### Objective
Return all of the entries word for word, but omit the pictures they contain.
========================================
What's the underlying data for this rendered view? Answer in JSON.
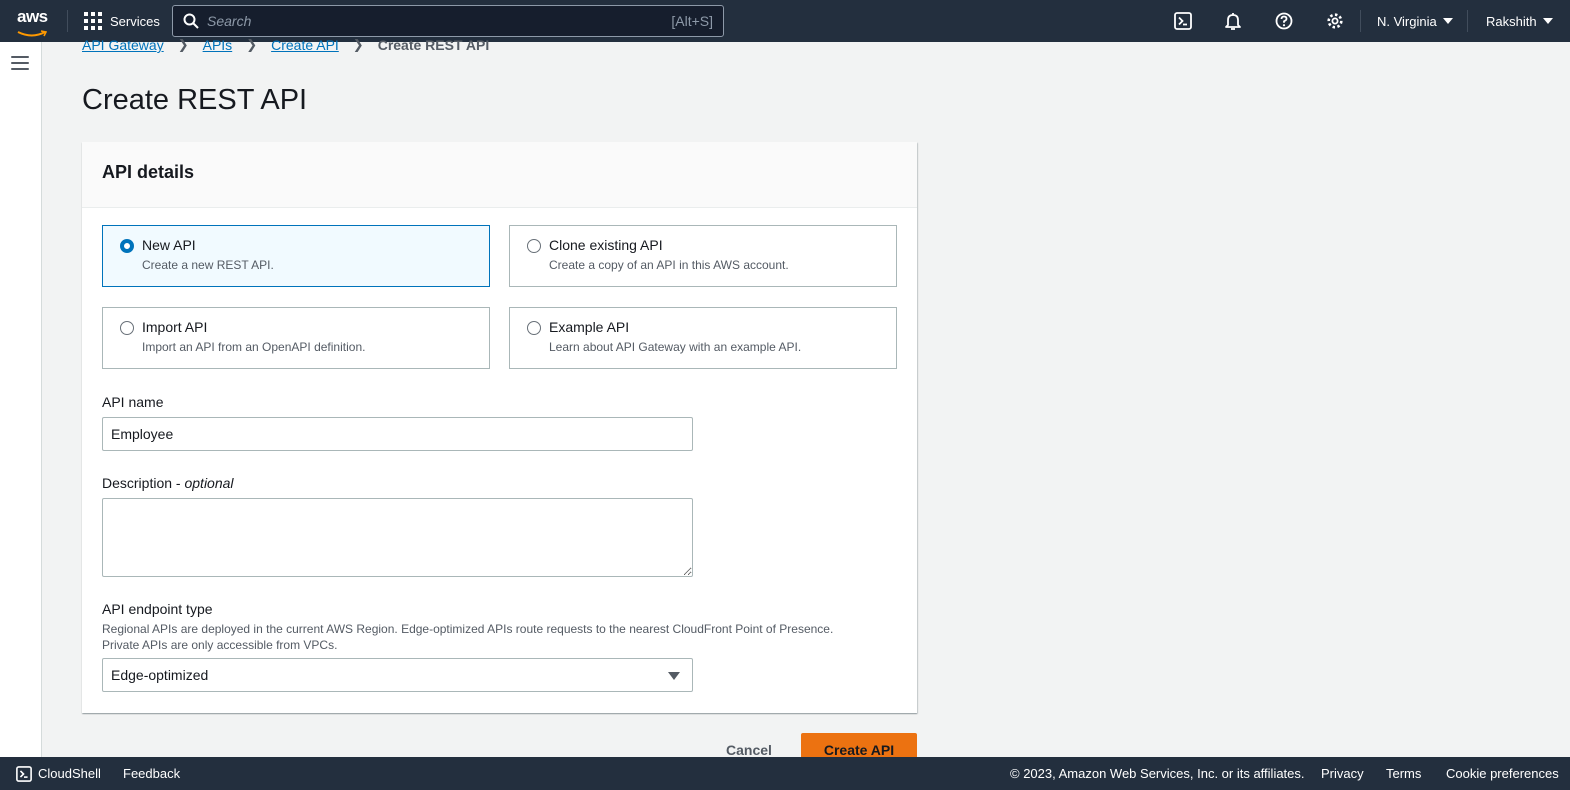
{
  "topnav": {
    "logo": "aws",
    "services_label": "Services",
    "search_placeholder": "Search",
    "search_shortcut": "[Alt+S]",
    "region": "N. Virginia",
    "user": "Rakshith"
  },
  "breadcrumb": {
    "items": [
      "API Gateway",
      "APIs",
      "Create API"
    ],
    "current": "Create REST API"
  },
  "page": {
    "title": "Create REST API"
  },
  "panel": {
    "header": "API details",
    "options": [
      {
        "label": "New API",
        "description": "Create a new REST API.",
        "selected": true
      },
      {
        "label": "Clone existing API",
        "description": "Create a copy of an API in this AWS account.",
        "selected": false
      },
      {
        "label": "Import API",
        "description": "Import an API from an OpenAPI definition.",
        "selected": false
      },
      {
        "label": "Example API",
        "description": "Learn about API Gateway with an example API.",
        "selected": false
      }
    ],
    "api_name_label": "API name",
    "api_name_value": "Employee",
    "description_label": "Description",
    "description_optional": "optional",
    "description_sep": " - ",
    "endpoint_label": "API endpoint type",
    "endpoint_hint_1": "Regional APIs are deployed in the current AWS Region. Edge-optimized APIs route requests to the nearest CloudFront Point of Presence.",
    "endpoint_hint_2": "Private APIs are only accessible from VPCs.",
    "endpoint_value": "Edge-optimized"
  },
  "actions": {
    "cancel": "Cancel",
    "create": "Create API"
  },
  "footer": {
    "cloudshell": "CloudShell",
    "feedback": "Feedback",
    "copyright": "© 2023, Amazon Web Services, Inc. or its affiliates.",
    "privacy": "Privacy",
    "terms": "Terms",
    "cookies": "Cookie preferences"
  },
  "colors": {
    "nav_bg": "#232f3e",
    "accent": "#0073bb",
    "primary_button": "#ec7211",
    "page_bg": "#f2f3f3"
  }
}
========================================
### Correct result
What's the underlying data for this rendered view? Answer in JSON.
{
  "topnav": {
    "logo": "aws",
    "services_label": "Services",
    "search_placeholder": "Search",
    "search_shortcut": "[Alt+S]",
    "region": "N. Virginia",
    "user": "Rakshith"
  },
  "breadcrumb": {
    "items": [
      "API Gateway",
      "APIs",
      "Create API"
    ],
    "current": "Create REST API"
  },
  "page": {
    "title": "Create REST API"
  },
  "panel": {
    "header": "API details",
    "options": [
      {
        "label": "New API",
        "description": "Create a new REST API.",
        "selected": true
      },
      {
        "label": "Clone existing API",
        "description": "Create a copy of an API in this AWS account.",
        "selected": false
      },
      {
        "label": "Import API",
        "description": "Import an API from an OpenAPI definition.",
        "selected": false
      },
      {
        "label": "Example API",
        "description": "Learn about API Gateway with an example API.",
        "selected": false
      }
    ],
    "api_name_label": "API name",
    "api_name_value": "Employee",
    "description_label": "Description",
    "description_optional": "optional",
    "description_sep": " - ",
    "endpoint_label": "API endpoint type",
    "endpoint_hint_1": "Regional APIs are deployed in the current AWS Region. Edge-optimized APIs route requests to the nearest CloudFront Point of Presence.",
    "endpoint_hint_2": "Private APIs are only accessible from VPCs.",
    "endpoint_value": "Edge-optimized"
  },
  "actions": {
    "cancel": "Cancel",
    "create": "Create API"
  },
  "footer": {
    "cloudshell": "CloudShell",
    "feedback": "Feedback",
    "copyright": "© 2023, Amazon Web Services, Inc. or its affiliates.",
    "privacy": "Privacy",
    "terms": "Terms",
    "cookies": "Cookie preferences"
  },
  "colors": {
    "nav_bg": "#232f3e",
    "accent": "#0073bb",
    "primary_button": "#ec7211",
    "page_bg": "#f2f3f3"
  }
}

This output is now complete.